**Data items**
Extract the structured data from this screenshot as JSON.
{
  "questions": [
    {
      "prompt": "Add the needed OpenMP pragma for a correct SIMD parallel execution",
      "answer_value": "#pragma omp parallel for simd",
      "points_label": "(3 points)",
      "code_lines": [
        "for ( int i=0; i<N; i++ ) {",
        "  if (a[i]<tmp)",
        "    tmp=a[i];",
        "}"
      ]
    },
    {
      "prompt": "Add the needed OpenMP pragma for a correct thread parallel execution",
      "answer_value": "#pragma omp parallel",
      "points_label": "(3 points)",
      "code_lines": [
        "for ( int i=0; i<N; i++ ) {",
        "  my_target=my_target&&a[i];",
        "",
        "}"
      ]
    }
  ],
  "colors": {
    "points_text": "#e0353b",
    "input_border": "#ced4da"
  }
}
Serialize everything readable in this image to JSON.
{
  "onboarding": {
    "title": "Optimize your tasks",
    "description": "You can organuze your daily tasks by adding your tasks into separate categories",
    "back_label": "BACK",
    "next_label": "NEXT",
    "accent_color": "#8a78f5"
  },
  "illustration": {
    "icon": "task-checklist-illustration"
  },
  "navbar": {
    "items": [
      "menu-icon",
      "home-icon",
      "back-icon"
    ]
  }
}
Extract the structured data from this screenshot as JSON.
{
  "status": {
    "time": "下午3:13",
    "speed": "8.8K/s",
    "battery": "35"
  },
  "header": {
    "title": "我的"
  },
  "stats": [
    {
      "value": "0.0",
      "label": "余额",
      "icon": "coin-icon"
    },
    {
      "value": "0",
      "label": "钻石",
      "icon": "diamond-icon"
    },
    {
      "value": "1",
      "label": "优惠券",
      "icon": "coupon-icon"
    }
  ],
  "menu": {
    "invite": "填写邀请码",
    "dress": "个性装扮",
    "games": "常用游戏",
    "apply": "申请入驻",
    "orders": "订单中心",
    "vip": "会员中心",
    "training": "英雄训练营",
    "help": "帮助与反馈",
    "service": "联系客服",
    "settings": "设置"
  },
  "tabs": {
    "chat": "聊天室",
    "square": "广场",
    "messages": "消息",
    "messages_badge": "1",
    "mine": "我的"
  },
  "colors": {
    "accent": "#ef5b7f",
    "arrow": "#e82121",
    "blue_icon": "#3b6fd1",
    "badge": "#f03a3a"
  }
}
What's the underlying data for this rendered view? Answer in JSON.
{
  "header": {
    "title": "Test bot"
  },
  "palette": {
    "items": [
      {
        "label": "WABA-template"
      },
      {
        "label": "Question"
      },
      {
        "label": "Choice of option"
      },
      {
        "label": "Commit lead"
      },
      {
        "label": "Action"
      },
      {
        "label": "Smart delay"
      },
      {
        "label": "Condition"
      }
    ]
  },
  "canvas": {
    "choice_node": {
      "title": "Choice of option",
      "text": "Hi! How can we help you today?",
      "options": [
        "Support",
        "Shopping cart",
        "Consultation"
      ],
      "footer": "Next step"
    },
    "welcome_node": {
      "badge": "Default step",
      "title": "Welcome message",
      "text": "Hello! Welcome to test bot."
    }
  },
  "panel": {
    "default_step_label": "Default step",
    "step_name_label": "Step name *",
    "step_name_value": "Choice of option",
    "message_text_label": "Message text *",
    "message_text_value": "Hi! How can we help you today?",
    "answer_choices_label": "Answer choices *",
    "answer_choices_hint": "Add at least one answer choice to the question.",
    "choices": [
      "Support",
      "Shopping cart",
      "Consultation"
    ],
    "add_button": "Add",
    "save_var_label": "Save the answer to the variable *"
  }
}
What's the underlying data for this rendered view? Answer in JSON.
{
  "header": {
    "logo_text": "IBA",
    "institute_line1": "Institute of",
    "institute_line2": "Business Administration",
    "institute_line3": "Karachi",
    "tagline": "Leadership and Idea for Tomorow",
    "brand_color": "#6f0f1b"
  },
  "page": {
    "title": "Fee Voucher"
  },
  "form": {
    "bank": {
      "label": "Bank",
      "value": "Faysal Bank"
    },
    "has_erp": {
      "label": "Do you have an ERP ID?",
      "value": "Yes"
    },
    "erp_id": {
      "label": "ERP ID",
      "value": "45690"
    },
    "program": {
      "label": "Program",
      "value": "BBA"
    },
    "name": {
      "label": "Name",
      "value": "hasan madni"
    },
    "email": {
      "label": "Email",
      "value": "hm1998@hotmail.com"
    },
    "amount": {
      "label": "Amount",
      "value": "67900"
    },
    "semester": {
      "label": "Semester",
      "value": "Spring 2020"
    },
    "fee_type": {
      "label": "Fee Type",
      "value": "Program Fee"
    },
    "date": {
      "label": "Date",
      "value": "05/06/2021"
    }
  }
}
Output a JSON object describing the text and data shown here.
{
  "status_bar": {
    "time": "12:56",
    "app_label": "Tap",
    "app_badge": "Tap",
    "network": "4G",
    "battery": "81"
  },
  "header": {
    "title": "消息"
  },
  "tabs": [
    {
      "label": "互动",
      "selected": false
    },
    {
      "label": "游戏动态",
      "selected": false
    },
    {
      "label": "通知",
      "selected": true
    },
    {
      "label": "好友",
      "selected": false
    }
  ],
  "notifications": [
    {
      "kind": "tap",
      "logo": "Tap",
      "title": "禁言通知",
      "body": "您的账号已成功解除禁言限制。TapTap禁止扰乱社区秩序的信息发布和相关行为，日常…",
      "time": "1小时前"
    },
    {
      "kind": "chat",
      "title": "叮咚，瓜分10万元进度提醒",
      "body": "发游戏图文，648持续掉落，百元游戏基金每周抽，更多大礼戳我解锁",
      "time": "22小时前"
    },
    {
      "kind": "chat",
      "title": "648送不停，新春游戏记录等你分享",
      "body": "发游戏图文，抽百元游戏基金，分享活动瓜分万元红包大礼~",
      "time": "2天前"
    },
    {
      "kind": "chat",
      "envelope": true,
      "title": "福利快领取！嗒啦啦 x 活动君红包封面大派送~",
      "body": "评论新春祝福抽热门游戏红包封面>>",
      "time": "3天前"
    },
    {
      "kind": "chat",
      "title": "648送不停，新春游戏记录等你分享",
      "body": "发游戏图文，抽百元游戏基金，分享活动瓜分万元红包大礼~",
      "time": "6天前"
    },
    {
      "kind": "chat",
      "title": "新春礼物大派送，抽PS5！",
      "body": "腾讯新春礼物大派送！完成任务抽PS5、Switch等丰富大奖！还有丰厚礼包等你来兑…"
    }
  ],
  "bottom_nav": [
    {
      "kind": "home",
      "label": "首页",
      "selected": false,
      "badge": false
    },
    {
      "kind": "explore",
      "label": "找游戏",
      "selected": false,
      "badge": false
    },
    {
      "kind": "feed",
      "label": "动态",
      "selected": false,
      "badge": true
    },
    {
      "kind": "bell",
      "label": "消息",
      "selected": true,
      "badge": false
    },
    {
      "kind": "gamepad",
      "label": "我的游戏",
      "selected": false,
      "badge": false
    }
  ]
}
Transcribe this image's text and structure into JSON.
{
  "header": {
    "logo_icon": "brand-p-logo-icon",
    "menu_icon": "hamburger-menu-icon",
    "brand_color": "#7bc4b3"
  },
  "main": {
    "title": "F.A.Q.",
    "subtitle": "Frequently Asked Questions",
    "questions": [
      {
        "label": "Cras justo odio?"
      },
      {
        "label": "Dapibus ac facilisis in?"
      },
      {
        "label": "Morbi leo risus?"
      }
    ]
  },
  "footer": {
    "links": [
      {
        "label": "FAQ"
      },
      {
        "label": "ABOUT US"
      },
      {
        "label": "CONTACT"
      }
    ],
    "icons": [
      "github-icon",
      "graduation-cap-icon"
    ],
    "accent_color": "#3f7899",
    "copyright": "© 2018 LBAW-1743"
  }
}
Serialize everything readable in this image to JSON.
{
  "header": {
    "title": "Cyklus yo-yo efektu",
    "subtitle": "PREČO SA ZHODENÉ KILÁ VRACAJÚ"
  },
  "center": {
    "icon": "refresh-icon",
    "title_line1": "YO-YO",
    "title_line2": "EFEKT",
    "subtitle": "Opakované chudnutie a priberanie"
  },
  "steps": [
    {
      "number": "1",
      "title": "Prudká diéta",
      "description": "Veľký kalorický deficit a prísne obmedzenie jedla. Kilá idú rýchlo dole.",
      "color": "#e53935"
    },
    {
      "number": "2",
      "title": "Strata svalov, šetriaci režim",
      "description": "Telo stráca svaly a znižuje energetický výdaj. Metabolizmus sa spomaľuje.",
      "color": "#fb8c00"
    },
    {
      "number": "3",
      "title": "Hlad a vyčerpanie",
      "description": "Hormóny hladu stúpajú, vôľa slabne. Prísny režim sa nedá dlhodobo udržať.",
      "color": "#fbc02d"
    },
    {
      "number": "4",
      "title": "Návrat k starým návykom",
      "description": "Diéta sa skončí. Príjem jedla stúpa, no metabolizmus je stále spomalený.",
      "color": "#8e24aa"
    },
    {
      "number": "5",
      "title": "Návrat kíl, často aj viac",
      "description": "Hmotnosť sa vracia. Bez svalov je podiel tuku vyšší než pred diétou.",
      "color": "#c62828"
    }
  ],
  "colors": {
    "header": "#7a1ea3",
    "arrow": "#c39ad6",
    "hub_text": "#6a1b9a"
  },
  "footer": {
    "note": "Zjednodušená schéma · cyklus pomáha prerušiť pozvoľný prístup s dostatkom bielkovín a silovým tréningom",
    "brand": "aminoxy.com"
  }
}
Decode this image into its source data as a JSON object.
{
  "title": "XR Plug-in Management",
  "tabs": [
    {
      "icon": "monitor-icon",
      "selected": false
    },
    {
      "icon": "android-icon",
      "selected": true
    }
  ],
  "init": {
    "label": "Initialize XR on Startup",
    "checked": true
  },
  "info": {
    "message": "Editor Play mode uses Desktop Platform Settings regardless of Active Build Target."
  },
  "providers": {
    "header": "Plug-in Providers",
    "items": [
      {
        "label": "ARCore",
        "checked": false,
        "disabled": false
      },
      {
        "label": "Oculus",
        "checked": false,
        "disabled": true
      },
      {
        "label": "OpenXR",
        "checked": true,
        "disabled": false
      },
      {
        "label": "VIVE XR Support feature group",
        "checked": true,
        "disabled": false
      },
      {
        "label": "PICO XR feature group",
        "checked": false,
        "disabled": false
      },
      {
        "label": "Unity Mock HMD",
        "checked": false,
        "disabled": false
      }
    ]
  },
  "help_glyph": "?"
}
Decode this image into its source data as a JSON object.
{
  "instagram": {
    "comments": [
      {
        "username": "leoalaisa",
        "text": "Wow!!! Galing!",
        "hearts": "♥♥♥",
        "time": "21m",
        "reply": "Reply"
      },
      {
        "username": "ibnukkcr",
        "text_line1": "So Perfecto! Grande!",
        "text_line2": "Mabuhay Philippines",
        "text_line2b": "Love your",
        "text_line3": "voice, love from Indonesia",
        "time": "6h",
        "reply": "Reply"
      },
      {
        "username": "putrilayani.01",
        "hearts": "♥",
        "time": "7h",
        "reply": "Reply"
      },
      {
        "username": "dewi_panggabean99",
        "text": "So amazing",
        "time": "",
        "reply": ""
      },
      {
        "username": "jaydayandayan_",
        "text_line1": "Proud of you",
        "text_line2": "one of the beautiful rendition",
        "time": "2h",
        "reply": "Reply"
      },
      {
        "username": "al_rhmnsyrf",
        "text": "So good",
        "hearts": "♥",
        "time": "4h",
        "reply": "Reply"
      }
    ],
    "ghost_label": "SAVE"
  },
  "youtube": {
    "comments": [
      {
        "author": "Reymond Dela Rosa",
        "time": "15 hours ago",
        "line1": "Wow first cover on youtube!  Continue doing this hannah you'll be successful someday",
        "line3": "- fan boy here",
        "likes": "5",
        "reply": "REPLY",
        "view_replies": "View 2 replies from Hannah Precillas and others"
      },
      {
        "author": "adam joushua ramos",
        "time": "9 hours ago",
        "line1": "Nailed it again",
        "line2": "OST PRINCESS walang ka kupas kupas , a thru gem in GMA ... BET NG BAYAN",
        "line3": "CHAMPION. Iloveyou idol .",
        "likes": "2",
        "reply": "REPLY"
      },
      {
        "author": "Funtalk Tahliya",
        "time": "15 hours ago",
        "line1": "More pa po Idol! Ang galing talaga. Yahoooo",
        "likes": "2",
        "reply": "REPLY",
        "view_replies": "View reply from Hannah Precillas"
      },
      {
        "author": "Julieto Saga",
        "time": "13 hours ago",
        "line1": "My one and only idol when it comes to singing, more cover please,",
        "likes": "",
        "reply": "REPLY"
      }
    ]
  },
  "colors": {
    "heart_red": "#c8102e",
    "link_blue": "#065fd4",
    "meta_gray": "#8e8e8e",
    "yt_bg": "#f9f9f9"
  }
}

**Work to do**
Go through the records and show every line with the string "group" in it.

**Answer to this exercise**
        "label": "VIVE XR Support feature group",
        "label": "PICO XR feature group",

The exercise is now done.